> [Goal]:
Say how many lines of these entries include the word "Other", and answer with the number alone.

> [Stored rows]:
++++++

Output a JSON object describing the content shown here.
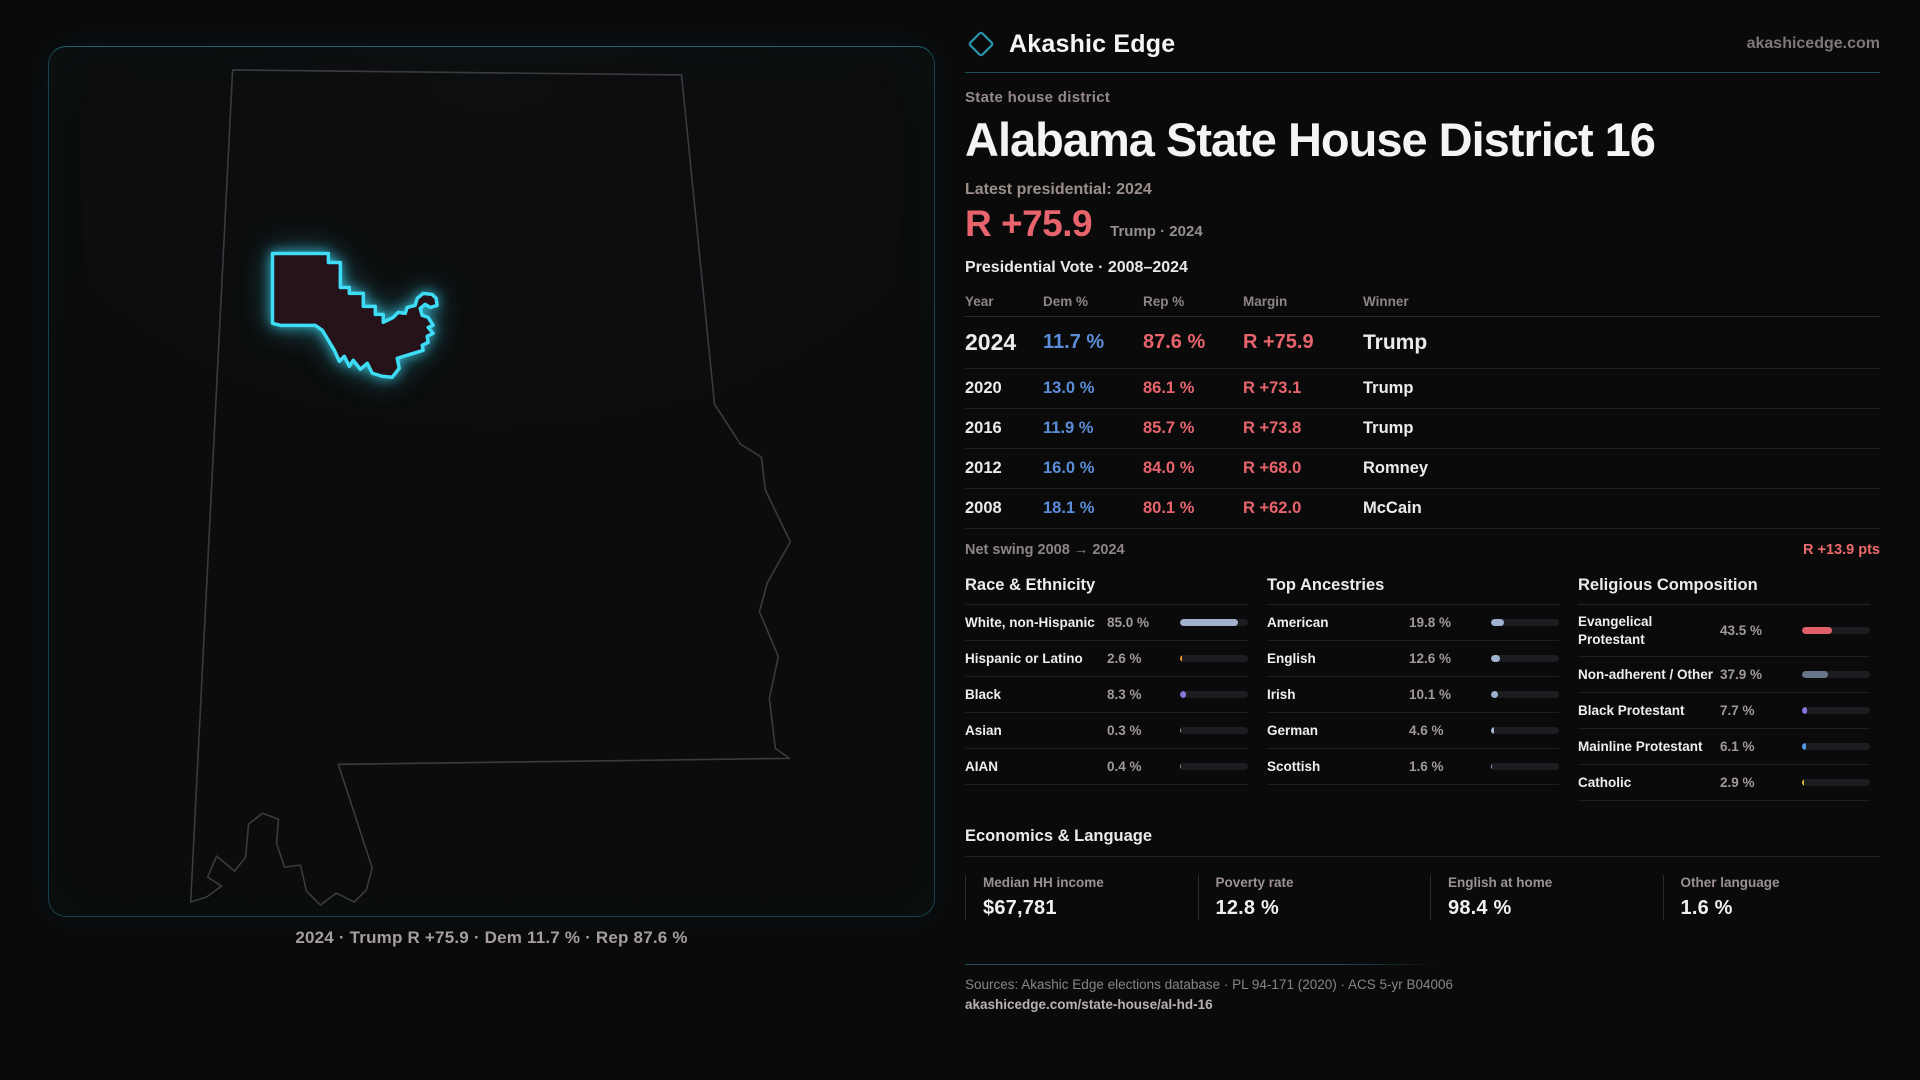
{
  "colors": {
    "dem": "#5b8dd9",
    "rep": "#e8646d",
    "accent": "#3edcf5",
    "swing": "#ee6b6b"
  },
  "brand": {
    "name": "Akashic Edge",
    "domain": "akashicedge.com"
  },
  "page": {
    "kicker": "State house district",
    "title": "Alabama State House District 16",
    "latest_label": "Latest presidential: 2024",
    "headline_margin": "R +75.9",
    "headline_sub": "Trump · 2024"
  },
  "vote_table": {
    "title": "Presidential Vote · 2008–2024",
    "columns": {
      "year": "Year",
      "dem": "Dem %",
      "rep": "Rep %",
      "margin": "Margin",
      "winner": "Winner"
    },
    "rows": [
      {
        "year": "2024",
        "dem": "11.7 %",
        "rep": "87.6 %",
        "margin": "R +75.9",
        "winner": "Trump"
      },
      {
        "year": "2020",
        "dem": "13.0 %",
        "rep": "86.1 %",
        "margin": "R +73.1",
        "winner": "Trump"
      },
      {
        "year": "2016",
        "dem": "11.9 %",
        "rep": "85.7 %",
        "margin": "R +73.8",
        "winner": "Trump"
      },
      {
        "year": "2012",
        "dem": "16.0 %",
        "rep": "84.0 %",
        "margin": "R +68.0",
        "winner": "Romney"
      },
      {
        "year": "2008",
        "dem": "18.1 %",
        "rep": "80.1 %",
        "margin": "R +62.0",
        "winner": "McCain"
      }
    ]
  },
  "net_swing": {
    "label": "Net swing 2008 → 2024",
    "value": "R +13.9 pts"
  },
  "demographics": [
    {
      "title": "Race & Ethnicity",
      "items": [
        {
          "label": "White, non-Hispanic",
          "value": "85.0 %",
          "pct": 85.0,
          "color": "#a3b1cf"
        },
        {
          "label": "Hispanic or Latino",
          "value": "2.6 %",
          "pct": 2.6,
          "color": "#e8991f"
        },
        {
          "label": "Black",
          "value": "8.3 %",
          "pct": 8.3,
          "color": "#8b74e0"
        },
        {
          "label": "Asian",
          "value": "0.3 %",
          "pct": 0.3,
          "color": "#8f9aa8"
        },
        {
          "label": "AIAN",
          "value": "0.4 %",
          "pct": 0.4,
          "color": "#8f9aa8"
        }
      ]
    },
    {
      "title": "Top Ancestries",
      "items": [
        {
          "label": "American",
          "value": "19.8 %",
          "pct": 19.8,
          "color": "#9fb3d0"
        },
        {
          "label": "English",
          "value": "12.6 %",
          "pct": 12.6,
          "color": "#9fb3d0"
        },
        {
          "label": "Irish",
          "value": "10.1 %",
          "pct": 10.1,
          "color": "#9fb3d0"
        },
        {
          "label": "German",
          "value": "4.6 %",
          "pct": 4.6,
          "color": "#9fb3d0"
        },
        {
          "label": "Scottish",
          "value": "1.6 %",
          "pct": 1.6,
          "color": "#9fb3d0"
        }
      ]
    },
    {
      "title": "Religious Composition",
      "items": [
        {
          "label": "Evangelical Protestant",
          "value": "43.5 %",
          "pct": 43.5,
          "color": "#e0606a"
        },
        {
          "label": "Non-adherent / Other",
          "value": "37.9 %",
          "pct": 37.9,
          "color": "#687487"
        },
        {
          "label": "Black Protestant",
          "value": "7.7 %",
          "pct": 7.7,
          "color": "#8b74e0"
        },
        {
          "label": "Mainline Protestant",
          "value": "6.1 %",
          "pct": 6.1,
          "color": "#4f9be4"
        },
        {
          "label": "Catholic",
          "value": "2.9 %",
          "pct": 2.9,
          "color": "#e0b93a"
        }
      ]
    }
  ],
  "economics": {
    "title": "Economics & Language",
    "stats": [
      {
        "label": "Median HH income",
        "value": "$67,781"
      },
      {
        "label": "Poverty rate",
        "value": "12.8 %"
      },
      {
        "label": "English at home",
        "value": "98.4 %"
      },
      {
        "label": "Other language",
        "value": "1.6 %"
      }
    ]
  },
  "footer": {
    "sources": "Sources: Akashic Edge elections database · PL 94-171 (2020) · ACS 5-yr B04006",
    "url": "akashicedge.com/state-house/al-hd-16"
  },
  "map": {
    "caption": "2024 · Trump  R +75.9 · Dem 11.7 % · Rep 87.6 %"
  }
}
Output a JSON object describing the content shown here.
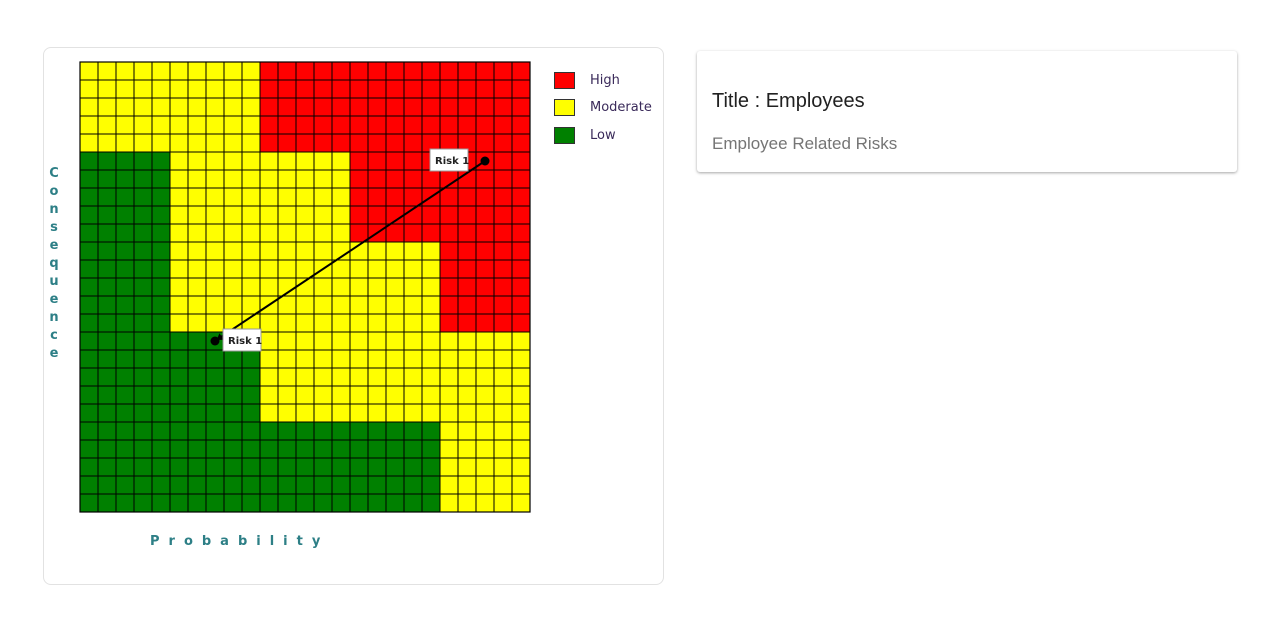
{
  "matrix": {
    "ylabel": "Consequence",
    "xlabel": "Probability",
    "legend": [
      {
        "label": "High",
        "color": "#ff0000"
      },
      {
        "label": "Moderate",
        "color": "#ffff00"
      },
      {
        "label": "Low",
        "color": "#008000"
      }
    ],
    "grid": {
      "cols": 25,
      "rows": 25
    }
  },
  "chart_data": {
    "type": "heatmap",
    "xlabel": "Probability",
    "ylabel": "Consequence",
    "legend": [
      "High",
      "Moderate",
      "Low"
    ],
    "colors": {
      "High": "#ff0000",
      "Moderate": "#ffff00",
      "Low": "#008000"
    },
    "xlim": [
      0,
      25
    ],
    "ylim": [
      0,
      25
    ],
    "zones": [
      {
        "level": "Low",
        "cells": "x 0-4, y 0-20; x 5-9, y 0-10; x 10-19, y 0-5"
      },
      {
        "level": "Moderate",
        "cells": "x 0-4, y 20-25; x 5-9, y 10-25; x 10-14, y 5-20; x 15-19, y 5-15; x 20-24, y 0-10"
      },
      {
        "level": "High",
        "cells": "x 10-14, y 20-25; x 15-19, y 15-25; x 20-24, y 10-25"
      }
    ],
    "arrow_color": "#000000",
    "risks": [
      {
        "label": "Risk 1",
        "start": [
          7.5,
          9.5
        ],
        "end": [
          22.5,
          19.5
        ]
      }
    ]
  },
  "info": {
    "title": "Title : Employees",
    "subtitle": "Employee Related Risks"
  }
}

++++++

> [Exercise result]:
2